### WHAT IS NEEDED
Reproduce the following material exactly, including every line.
──────────
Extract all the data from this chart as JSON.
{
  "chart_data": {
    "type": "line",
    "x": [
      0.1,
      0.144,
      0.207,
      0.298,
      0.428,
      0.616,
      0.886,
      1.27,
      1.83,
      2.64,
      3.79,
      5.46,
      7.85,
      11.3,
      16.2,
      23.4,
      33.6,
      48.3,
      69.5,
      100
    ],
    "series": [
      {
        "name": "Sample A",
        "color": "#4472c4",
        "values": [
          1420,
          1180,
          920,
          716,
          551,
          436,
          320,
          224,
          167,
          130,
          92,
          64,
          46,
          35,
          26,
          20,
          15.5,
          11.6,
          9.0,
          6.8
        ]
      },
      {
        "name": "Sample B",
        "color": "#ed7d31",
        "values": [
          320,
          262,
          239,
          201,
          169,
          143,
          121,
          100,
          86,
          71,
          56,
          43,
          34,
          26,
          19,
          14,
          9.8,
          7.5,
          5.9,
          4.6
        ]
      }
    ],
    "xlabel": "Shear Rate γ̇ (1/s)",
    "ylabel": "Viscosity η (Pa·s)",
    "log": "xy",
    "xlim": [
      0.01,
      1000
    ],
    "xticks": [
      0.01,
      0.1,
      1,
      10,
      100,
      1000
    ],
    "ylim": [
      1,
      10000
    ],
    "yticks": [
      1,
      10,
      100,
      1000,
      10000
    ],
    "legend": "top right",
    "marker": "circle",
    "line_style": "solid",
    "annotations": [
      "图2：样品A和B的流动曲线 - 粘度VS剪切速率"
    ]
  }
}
──────────
### EXPECTED ANSWER
Extract all the data from this chart as JSON.
{
  "chart_data": {
    "type": "line",
    "x": [
      0.1,
      0.144,
      0.207,
      0.298,
      0.428,
      0.616,
      0.886,
      1.27,
      1.83,
      2.64,
      3.79,
      5.46,
      7.85,
      11.3,
      16.2,
      23.4,
      33.6,
      48.3,
      69.5,
      100
    ],
    "series": [
      {
        "name": "Sample A",
        "color": "#4472c4",
        "values": [
          1420,
          1180,
          920,
          716,
          551,
          436,
          320,
          224,
          167,
          130,
          92,
          64,
          46,
          35,
          26,
          20,
          15.5,
          11.6,
          9.0,
          6.8
        ]
      },
      {
        "name": "Sample B",
        "color": "#ed7d31",
        "values": [
          320,
          262,
          239,
          201,
          169,
          143,
          121,
          100,
          86,
          71,
          56,
          43,
          34,
          26,
          19,
          14,
          9.8,
          7.5,
          5.9,
          4.6
        ]
      }
    ],
    "xlabel": "Shear Rate γ̇ (1/s)",
    "ylabel": "Viscosity η (Pa·s)",
    "log": "xy",
    "xlim": [
      0.01,
      1000
    ],
    "xticks": [
      0.01,
      0.1,
      1,
      10,
      100,
      1000
    ],
    "ylim": [
      1,
      10000
    ],
    "yticks": [
      1,
      10,
      100,
      1000,
      10000
    ],
    "legend": "top right",
    "marker": "circle",
    "line_style": "solid",
    "annotations": [
      "图2：样品A和B的流动曲线 - 粘度VS剪切速率"
    ]
  }
}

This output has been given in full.